◆ **YOUR GOAL**:
Check each line of the records below and collect those holding "houses".

◆ **EXERCISE INPUT**:

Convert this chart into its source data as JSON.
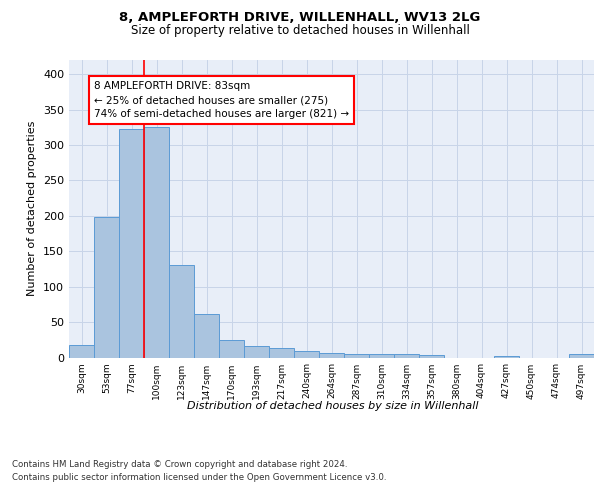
{
  "title1": "8, AMPLEFORTH DRIVE, WILLENHALL, WV13 2LG",
  "title2": "Size of property relative to detached houses in Willenhall",
  "xlabel": "Distribution of detached houses by size in Willenhall",
  "ylabel": "Number of detached properties",
  "footer1": "Contains HM Land Registry data © Crown copyright and database right 2024.",
  "footer2": "Contains public sector information licensed under the Open Government Licence v3.0.",
  "annotation_line1": "8 AMPLEFORTH DRIVE: 83sqm",
  "annotation_line2": "← 25% of detached houses are smaller (275)",
  "annotation_line3": "74% of semi-detached houses are larger (821) →",
  "bin_labels": [
    "30sqm",
    "53sqm",
    "77sqm",
    "100sqm",
    "123sqm",
    "147sqm",
    "170sqm",
    "193sqm",
    "217sqm",
    "240sqm",
    "264sqm",
    "287sqm",
    "310sqm",
    "334sqm",
    "357sqm",
    "380sqm",
    "404sqm",
    "427sqm",
    "450sqm",
    "474sqm",
    "497sqm"
  ],
  "bar_values": [
    18,
    198,
    322,
    325,
    130,
    61,
    25,
    16,
    14,
    9,
    6,
    5,
    5,
    5,
    3,
    0,
    0,
    2,
    0,
    0,
    5
  ],
  "bar_color": "#aac4df",
  "bar_edge_color": "#5b9bd5",
  "grid_color": "#c8d4e8",
  "background_color": "#e8eef8",
  "ylim": [
    0,
    420
  ],
  "yticks": [
    0,
    50,
    100,
    150,
    200,
    250,
    300,
    350,
    400
  ],
  "red_line_x": 2.5
}
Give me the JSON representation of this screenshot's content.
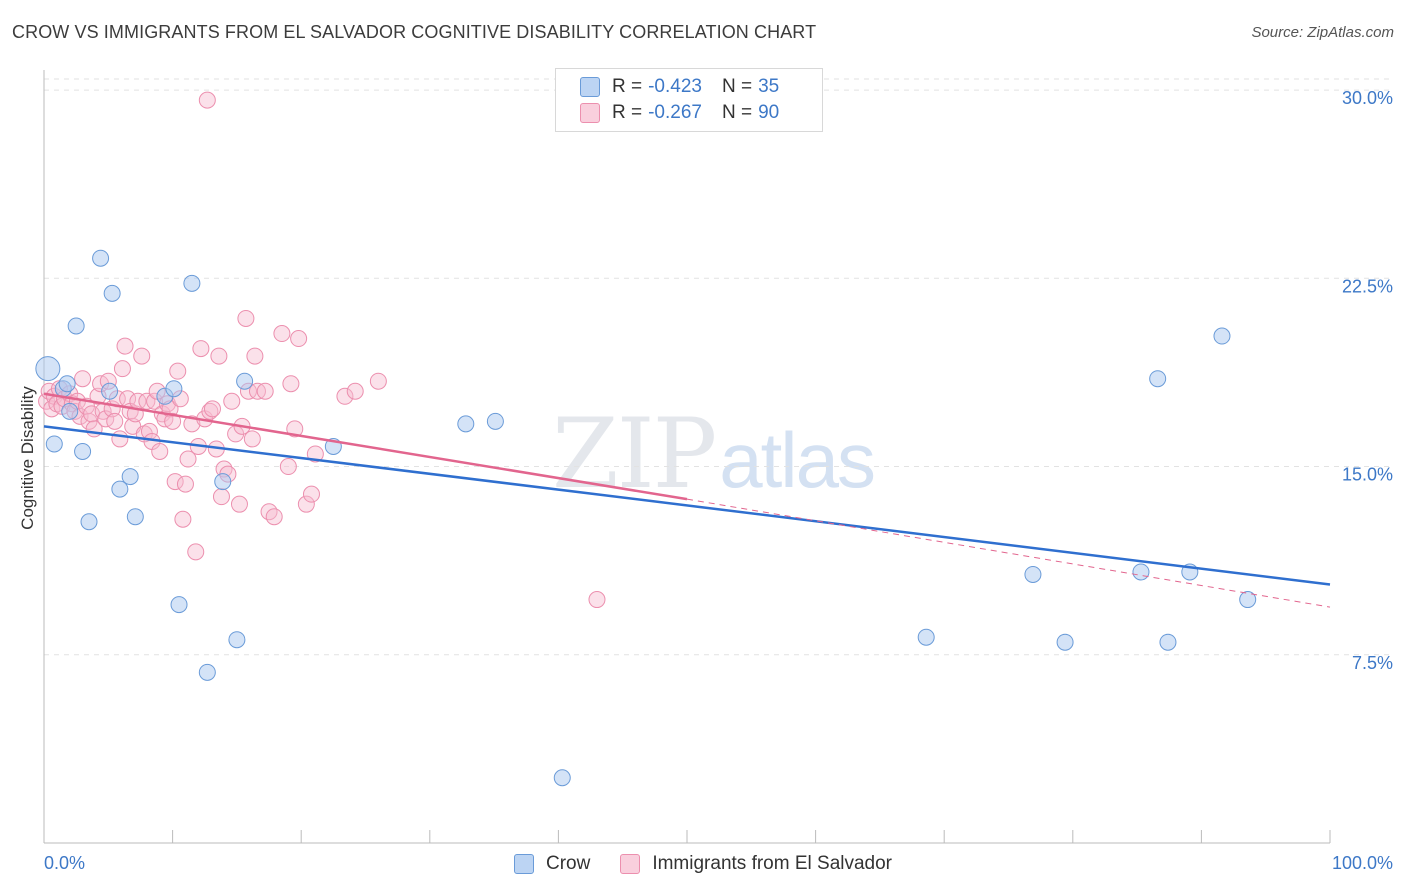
{
  "title": "CROW VS IMMIGRANTS FROM EL SALVADOR COGNITIVE DISABILITY CORRELATION CHART",
  "source": "Source: ZipAtlas.com",
  "watermark": {
    "zip": "ZIP",
    "atlas": "atlas"
  },
  "legend_top": [
    {
      "r_label": "R =",
      "r_value": "-0.423",
      "n_label": "N =",
      "n_value": "35"
    },
    {
      "r_label": "R =",
      "r_value": "-0.267",
      "n_label": "N =",
      "n_value": "90"
    }
  ],
  "colors": {
    "crow_fill": "#a9c8ef",
    "crow_stroke": "#6a9bd8",
    "crow_line": "#2f6fcf",
    "salv_fill": "#f6bcd0",
    "salv_stroke": "#ec8fae",
    "salv_line": "#e2658e",
    "tick_label": "#3d78c7",
    "grid": "#e2e2e2"
  },
  "chart_data": {
    "type": "scatter",
    "title": "CROW VS IMMIGRANTS FROM EL SALVADOR COGNITIVE DISABILITY CORRELATION CHART",
    "xlabel": "",
    "ylabel": "Cognitive Disability",
    "xlim": [
      0,
      100
    ],
    "ylim": [
      0,
      30.8
    ],
    "x_tick_labels": [
      "0.0%",
      "100.0%"
    ],
    "y_ticks": [
      7.5,
      15.0,
      22.5,
      30.0
    ],
    "y_tick_labels": [
      "7.5%",
      "15.0%",
      "22.5%",
      "30.0%"
    ],
    "grid": true,
    "legend_position": "bottom",
    "series": [
      {
        "name": "Crow",
        "color": "#a9c8ef",
        "r": -0.423,
        "n": 35,
        "trend": {
          "x": [
            0,
            100
          ],
          "y": [
            16.6,
            10.3
          ]
        },
        "points": [
          [
            0.3,
            18.9
          ],
          [
            0.8,
            15.9
          ],
          [
            1.5,
            18.1
          ],
          [
            1.8,
            18.3
          ],
          [
            2.0,
            17.2
          ],
          [
            2.5,
            20.6
          ],
          [
            3.0,
            15.6
          ],
          [
            3.5,
            12.8
          ],
          [
            4.4,
            23.3
          ],
          [
            5.3,
            21.9
          ],
          [
            5.1,
            18.0
          ],
          [
            5.9,
            14.1
          ],
          [
            6.7,
            14.6
          ],
          [
            7.1,
            13.0
          ],
          [
            9.4,
            17.8
          ],
          [
            10.1,
            18.1
          ],
          [
            10.5,
            9.5
          ],
          [
            11.5,
            22.3
          ],
          [
            12.7,
            6.8
          ],
          [
            13.9,
            14.4
          ],
          [
            15.0,
            8.1
          ],
          [
            15.6,
            18.4
          ],
          [
            22.5,
            15.8
          ],
          [
            32.8,
            16.7
          ],
          [
            35.1,
            16.8
          ],
          [
            40.3,
            2.6
          ],
          [
            68.6,
            8.2
          ],
          [
            76.9,
            10.7
          ],
          [
            79.4,
            8.0
          ],
          [
            85.3,
            10.8
          ],
          [
            86.6,
            18.5
          ],
          [
            87.4,
            8.0
          ],
          [
            89.1,
            10.8
          ],
          [
            91.6,
            20.2
          ],
          [
            93.6,
            9.7
          ]
        ]
      },
      {
        "name": "Immigrants from El Salvador",
        "color": "#f6bcd0",
        "r": -0.267,
        "n": 90,
        "trend_solid": {
          "x": [
            0,
            50
          ],
          "y": [
            17.9,
            13.7
          ]
        },
        "trend_dashed": {
          "x": [
            50,
            100
          ],
          "y": [
            13.7,
            9.4
          ]
        },
        "points": [
          [
            0.2,
            17.6
          ],
          [
            0.4,
            18.0
          ],
          [
            0.6,
            17.3
          ],
          [
            0.8,
            17.8
          ],
          [
            1.0,
            17.5
          ],
          [
            1.2,
            18.1
          ],
          [
            1.4,
            17.4
          ],
          [
            1.6,
            17.7
          ],
          [
            2.0,
            17.9
          ],
          [
            2.2,
            17.5
          ],
          [
            2.4,
            17.2
          ],
          [
            2.6,
            17.6
          ],
          [
            2.8,
            17.0
          ],
          [
            3.0,
            18.5
          ],
          [
            3.3,
            17.4
          ],
          [
            3.5,
            16.8
          ],
          [
            3.7,
            17.1
          ],
          [
            3.9,
            16.5
          ],
          [
            4.2,
            17.8
          ],
          [
            4.4,
            18.3
          ],
          [
            4.6,
            17.2
          ],
          [
            4.8,
            16.9
          ],
          [
            5.0,
            18.4
          ],
          [
            5.3,
            17.3
          ],
          [
            5.5,
            16.8
          ],
          [
            5.7,
            17.7
          ],
          [
            5.9,
            16.1
          ],
          [
            6.1,
            18.9
          ],
          [
            6.3,
            19.8
          ],
          [
            6.5,
            17.7
          ],
          [
            6.7,
            17.2
          ],
          [
            6.9,
            16.6
          ],
          [
            7.1,
            17.1
          ],
          [
            7.3,
            17.6
          ],
          [
            7.6,
            19.4
          ],
          [
            7.8,
            16.3
          ],
          [
            8.0,
            17.6
          ],
          [
            8.2,
            16.4
          ],
          [
            8.4,
            16.0
          ],
          [
            8.6,
            17.6
          ],
          [
            8.8,
            18.0
          ],
          [
            9.0,
            15.6
          ],
          [
            9.2,
            17.1
          ],
          [
            9.4,
            16.9
          ],
          [
            9.6,
            17.5
          ],
          [
            9.8,
            17.3
          ],
          [
            10.0,
            16.8
          ],
          [
            10.2,
            14.4
          ],
          [
            10.4,
            18.8
          ],
          [
            10.6,
            17.7
          ],
          [
            10.8,
            12.9
          ],
          [
            11.0,
            14.3
          ],
          [
            11.2,
            15.3
          ],
          [
            11.5,
            16.7
          ],
          [
            11.8,
            11.6
          ],
          [
            12.0,
            15.8
          ],
          [
            12.2,
            19.7
          ],
          [
            12.5,
            16.9
          ],
          [
            12.7,
            29.6
          ],
          [
            12.9,
            17.2
          ],
          [
            13.1,
            17.3
          ],
          [
            13.4,
            15.7
          ],
          [
            13.6,
            19.4
          ],
          [
            13.8,
            13.8
          ],
          [
            14.0,
            14.9
          ],
          [
            14.3,
            14.7
          ],
          [
            14.6,
            17.6
          ],
          [
            14.9,
            16.3
          ],
          [
            15.2,
            13.5
          ],
          [
            15.4,
            16.6
          ],
          [
            15.7,
            20.9
          ],
          [
            15.9,
            18.0
          ],
          [
            16.2,
            16.1
          ],
          [
            16.4,
            19.4
          ],
          [
            16.6,
            18.0
          ],
          [
            17.2,
            18.0
          ],
          [
            17.5,
            13.2
          ],
          [
            17.9,
            13.0
          ],
          [
            18.5,
            20.3
          ],
          [
            19.0,
            15.0
          ],
          [
            19.2,
            18.3
          ],
          [
            19.5,
            16.5
          ],
          [
            19.8,
            20.1
          ],
          [
            20.4,
            13.5
          ],
          [
            20.8,
            13.9
          ],
          [
            21.1,
            15.5
          ],
          [
            23.4,
            17.8
          ],
          [
            24.2,
            18.0
          ],
          [
            26.0,
            18.4
          ],
          [
            43.0,
            9.7
          ]
        ]
      }
    ]
  }
}
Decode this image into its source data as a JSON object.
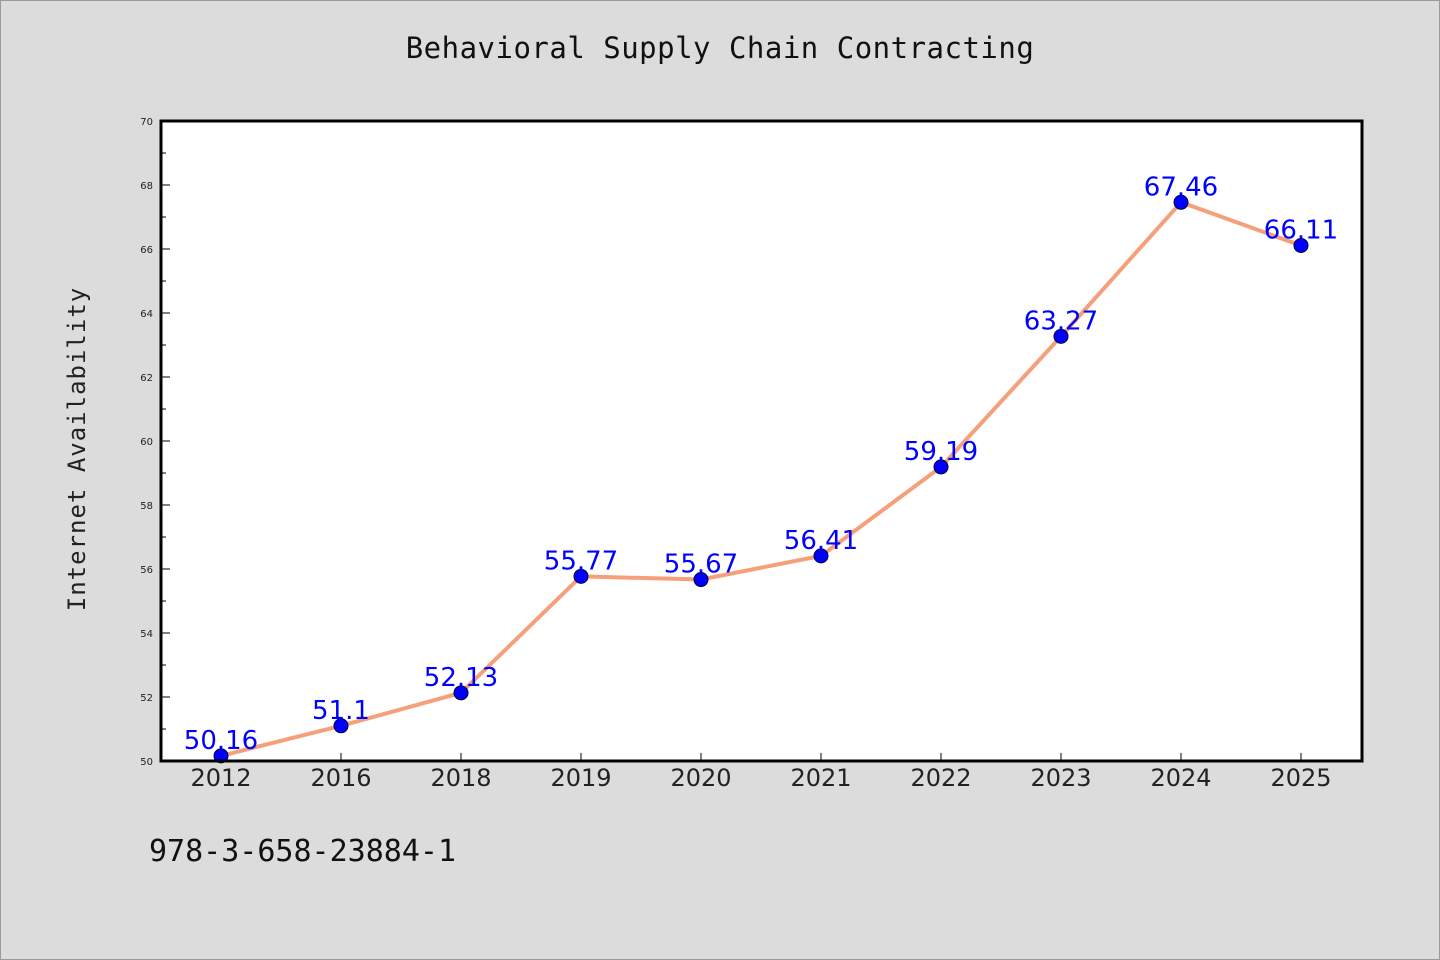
{
  "chart_data": {
    "type": "line",
    "title": "Behavioral Supply Chain Contracting",
    "xlabel": "",
    "ylabel": "Internet Availability",
    "categories": [
      "2012",
      "2016",
      "2018",
      "2019",
      "2020",
      "2021",
      "2022",
      "2023",
      "2024",
      "2025"
    ],
    "values": [
      50.16,
      51.1,
      52.13,
      55.77,
      55.67,
      56.41,
      59.19,
      63.27,
      67.46,
      66.11
    ],
    "data_labels": [
      "50.16",
      "51.1",
      "52.13",
      "55.77",
      "55.67",
      "56.41",
      "59.19",
      "63.27",
      "67.46",
      "66.11"
    ],
    "ylim": [
      50,
      70
    ],
    "yticks": [
      "50",
      "52",
      "54",
      "56",
      "58",
      "60",
      "62",
      "64",
      "66",
      "68",
      "70"
    ],
    "grid": false,
    "legend": "none",
    "colors": {
      "line": "#f5a07a",
      "marker": "#0000ff",
      "data_label": "#0000ff",
      "plot_background": "#ffffff",
      "figure_background": "#dcdcdc"
    }
  },
  "footer": {
    "text": "978-3-658-23884-1"
  }
}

◆ **COMPLETE RESPONSE**:
  "title2": "Size of property relative to detached houses in Willenhall",
  "xlabel": "Distribution of detached houses by size in Willenhall",
  "annotation_line2": "← 25% of detached houses are smaller (275)",
  "annotation_line3": "74% of semi-detached houses are larger (821) →",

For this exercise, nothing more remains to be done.